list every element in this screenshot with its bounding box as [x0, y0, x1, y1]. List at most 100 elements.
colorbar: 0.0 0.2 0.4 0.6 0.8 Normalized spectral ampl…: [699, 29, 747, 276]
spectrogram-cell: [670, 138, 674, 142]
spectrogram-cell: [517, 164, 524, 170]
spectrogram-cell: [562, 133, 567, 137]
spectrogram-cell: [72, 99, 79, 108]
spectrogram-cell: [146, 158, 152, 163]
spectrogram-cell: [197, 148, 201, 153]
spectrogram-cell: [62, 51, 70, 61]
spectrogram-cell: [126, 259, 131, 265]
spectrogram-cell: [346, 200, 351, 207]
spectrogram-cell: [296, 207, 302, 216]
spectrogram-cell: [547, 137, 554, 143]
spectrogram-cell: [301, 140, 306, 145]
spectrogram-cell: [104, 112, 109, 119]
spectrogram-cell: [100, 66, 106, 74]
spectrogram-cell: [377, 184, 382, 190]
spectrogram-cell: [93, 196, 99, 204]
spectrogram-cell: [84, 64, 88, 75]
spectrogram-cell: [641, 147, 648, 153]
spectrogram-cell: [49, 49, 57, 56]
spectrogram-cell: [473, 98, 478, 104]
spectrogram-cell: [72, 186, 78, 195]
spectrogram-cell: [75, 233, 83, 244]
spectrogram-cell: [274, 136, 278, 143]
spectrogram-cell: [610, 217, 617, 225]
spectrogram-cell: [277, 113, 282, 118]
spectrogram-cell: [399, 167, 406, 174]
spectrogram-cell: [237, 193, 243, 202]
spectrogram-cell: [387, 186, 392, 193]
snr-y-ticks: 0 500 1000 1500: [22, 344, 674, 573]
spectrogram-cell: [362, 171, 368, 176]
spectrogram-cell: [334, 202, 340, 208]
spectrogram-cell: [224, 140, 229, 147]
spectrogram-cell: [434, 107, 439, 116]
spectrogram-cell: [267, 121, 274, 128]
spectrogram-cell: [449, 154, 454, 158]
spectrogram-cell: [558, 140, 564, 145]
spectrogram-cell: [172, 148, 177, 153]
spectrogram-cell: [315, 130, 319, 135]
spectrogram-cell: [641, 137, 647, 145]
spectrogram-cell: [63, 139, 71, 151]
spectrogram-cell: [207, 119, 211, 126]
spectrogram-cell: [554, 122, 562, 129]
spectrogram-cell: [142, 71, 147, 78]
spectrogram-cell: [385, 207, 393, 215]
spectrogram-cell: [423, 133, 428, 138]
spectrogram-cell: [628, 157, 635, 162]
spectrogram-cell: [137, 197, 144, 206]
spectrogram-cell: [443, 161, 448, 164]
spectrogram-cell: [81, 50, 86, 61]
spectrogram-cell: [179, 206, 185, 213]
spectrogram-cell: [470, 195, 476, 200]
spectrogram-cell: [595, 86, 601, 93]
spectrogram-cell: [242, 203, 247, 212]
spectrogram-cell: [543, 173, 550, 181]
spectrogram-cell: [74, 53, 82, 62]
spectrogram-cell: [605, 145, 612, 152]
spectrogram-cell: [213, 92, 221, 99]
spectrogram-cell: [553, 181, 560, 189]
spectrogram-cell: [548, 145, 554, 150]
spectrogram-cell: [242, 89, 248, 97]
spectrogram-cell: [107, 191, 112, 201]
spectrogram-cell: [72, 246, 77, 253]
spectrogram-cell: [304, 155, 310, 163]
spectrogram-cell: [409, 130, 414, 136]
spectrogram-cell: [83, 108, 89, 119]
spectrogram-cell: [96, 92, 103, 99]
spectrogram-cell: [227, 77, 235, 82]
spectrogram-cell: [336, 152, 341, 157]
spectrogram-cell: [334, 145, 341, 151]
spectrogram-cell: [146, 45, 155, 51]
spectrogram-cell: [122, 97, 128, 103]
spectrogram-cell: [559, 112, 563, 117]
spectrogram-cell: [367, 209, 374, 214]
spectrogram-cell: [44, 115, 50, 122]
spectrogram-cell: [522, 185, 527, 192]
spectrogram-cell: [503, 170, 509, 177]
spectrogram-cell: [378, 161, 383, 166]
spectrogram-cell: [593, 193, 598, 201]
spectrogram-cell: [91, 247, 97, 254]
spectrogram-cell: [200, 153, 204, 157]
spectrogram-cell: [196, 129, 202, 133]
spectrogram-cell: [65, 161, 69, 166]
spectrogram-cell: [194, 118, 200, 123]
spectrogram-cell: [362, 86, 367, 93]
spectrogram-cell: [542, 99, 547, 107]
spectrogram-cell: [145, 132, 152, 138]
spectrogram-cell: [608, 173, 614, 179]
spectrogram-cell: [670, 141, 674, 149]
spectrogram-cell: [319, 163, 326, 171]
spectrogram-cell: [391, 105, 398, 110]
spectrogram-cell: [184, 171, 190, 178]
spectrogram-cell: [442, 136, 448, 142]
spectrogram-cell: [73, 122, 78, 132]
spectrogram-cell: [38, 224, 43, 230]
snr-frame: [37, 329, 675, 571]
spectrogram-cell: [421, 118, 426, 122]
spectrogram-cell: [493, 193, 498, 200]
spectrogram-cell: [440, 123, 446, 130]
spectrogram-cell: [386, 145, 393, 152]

__________________________________________________

Your instructions =
Rewrite the records above, changing "snr-frame" to "snr-plot-frame" and leaving everything else as it is.

The completed task =
list every element in this screenshot with its bounding box as [x0, y0, x1, y1]. List at most 100 elements.
colorbar: 0.0 0.2 0.4 0.6 0.8 Normalized spectral ampl…: [699, 29, 747, 276]
spectrogram-cell: [670, 138, 674, 142]
spectrogram-cell: [517, 164, 524, 170]
spectrogram-cell: [562, 133, 567, 137]
spectrogram-cell: [72, 99, 79, 108]
spectrogram-cell: [146, 158, 152, 163]
spectrogram-cell: [197, 148, 201, 153]
spectrogram-cell: [62, 51, 70, 61]
spectrogram-cell: [126, 259, 131, 265]
spectrogram-cell: [346, 200, 351, 207]
spectrogram-cell: [296, 207, 302, 216]
spectrogram-cell: [547, 137, 554, 143]
spectrogram-cell: [301, 140, 306, 145]
spectrogram-cell: [104, 112, 109, 119]
spectrogram-cell: [100, 66, 106, 74]
spectrogram-cell: [377, 184, 382, 190]
spectrogram-cell: [93, 196, 99, 204]
spectrogram-cell: [84, 64, 88, 75]
spectrogram-cell: [641, 147, 648, 153]
spectrogram-cell: [49, 49, 57, 56]
spectrogram-cell: [473, 98, 478, 104]
spectrogram-cell: [72, 186, 78, 195]
spectrogram-cell: [75, 233, 83, 244]
spectrogram-cell: [274, 136, 278, 143]
spectrogram-cell: [610, 217, 617, 225]
spectrogram-cell: [277, 113, 282, 118]
spectrogram-cell: [399, 167, 406, 174]
spectrogram-cell: [237, 193, 243, 202]
spectrogram-cell: [387, 186, 392, 193]
snr-y-ticks: 0 500 1000 1500: [22, 344, 674, 573]
spectrogram-cell: [362, 171, 368, 176]
spectrogram-cell: [334, 202, 340, 208]
spectrogram-cell: [224, 140, 229, 147]
spectrogram-cell: [434, 107, 439, 116]
spectrogram-cell: [267, 121, 274, 128]
spectrogram-cell: [449, 154, 454, 158]
spectrogram-cell: [558, 140, 564, 145]
spectrogram-cell: [172, 148, 177, 153]
spectrogram-cell: [315, 130, 319, 135]
spectrogram-cell: [641, 137, 647, 145]
spectrogram-cell: [63, 139, 71, 151]
spectrogram-cell: [207, 119, 211, 126]
spectrogram-cell: [554, 122, 562, 129]
spectrogram-cell: [142, 71, 147, 78]
spectrogram-cell: [385, 207, 393, 215]
spectrogram-cell: [423, 133, 428, 138]
spectrogram-cell: [628, 157, 635, 162]
spectrogram-cell: [137, 197, 144, 206]
spectrogram-cell: [443, 161, 448, 164]
spectrogram-cell: [81, 50, 86, 61]
spectrogram-cell: [179, 206, 185, 213]
spectrogram-cell: [470, 195, 476, 200]
spectrogram-cell: [595, 86, 601, 93]
spectrogram-cell: [242, 203, 247, 212]
spectrogram-cell: [543, 173, 550, 181]
spectrogram-cell: [74, 53, 82, 62]
spectrogram-cell: [605, 145, 612, 152]
spectrogram-cell: [213, 92, 221, 99]
spectrogram-cell: [553, 181, 560, 189]
spectrogram-cell: [548, 145, 554, 150]
spectrogram-cell: [242, 89, 248, 97]
spectrogram-cell: [107, 191, 112, 201]
spectrogram-cell: [72, 246, 77, 253]
spectrogram-cell: [304, 155, 310, 163]
spectrogram-cell: [409, 130, 414, 136]
spectrogram-cell: [83, 108, 89, 119]
spectrogram-cell: [96, 92, 103, 99]
spectrogram-cell: [227, 77, 235, 82]
spectrogram-cell: [336, 152, 341, 157]
spectrogram-cell: [334, 145, 341, 151]
spectrogram-cell: [146, 45, 155, 51]
spectrogram-cell: [122, 97, 128, 103]
spectrogram-cell: [559, 112, 563, 117]
spectrogram-cell: [367, 209, 374, 214]
spectrogram-cell: [44, 115, 50, 122]
spectrogram-cell: [522, 185, 527, 192]
spectrogram-cell: [503, 170, 509, 177]
spectrogram-cell: [378, 161, 383, 166]
spectrogram-cell: [593, 193, 598, 201]
spectrogram-cell: [91, 247, 97, 254]
spectrogram-cell: [200, 153, 204, 157]
spectrogram-cell: [196, 129, 202, 133]
spectrogram-cell: [65, 161, 69, 166]
spectrogram-cell: [194, 118, 200, 123]
spectrogram-cell: [362, 86, 367, 93]
spectrogram-cell: [542, 99, 547, 107]
spectrogram-cell: [145, 132, 152, 138]
spectrogram-cell: [608, 173, 614, 179]
spectrogram-cell: [670, 141, 674, 149]
spectrogram-cell: [319, 163, 326, 171]
spectrogram-cell: [391, 105, 398, 110]
spectrogram-cell: [184, 171, 190, 178]
spectrogram-cell: [442, 136, 448, 142]
spectrogram-cell: [73, 122, 78, 132]
spectrogram-cell: [38, 224, 43, 230]
snr-plot-frame: [37, 329, 675, 571]
spectrogram-cell: [421, 118, 426, 122]
spectrogram-cell: [493, 193, 498, 200]
spectrogram-cell: [440, 123, 446, 130]
spectrogram-cell: [386, 145, 393, 152]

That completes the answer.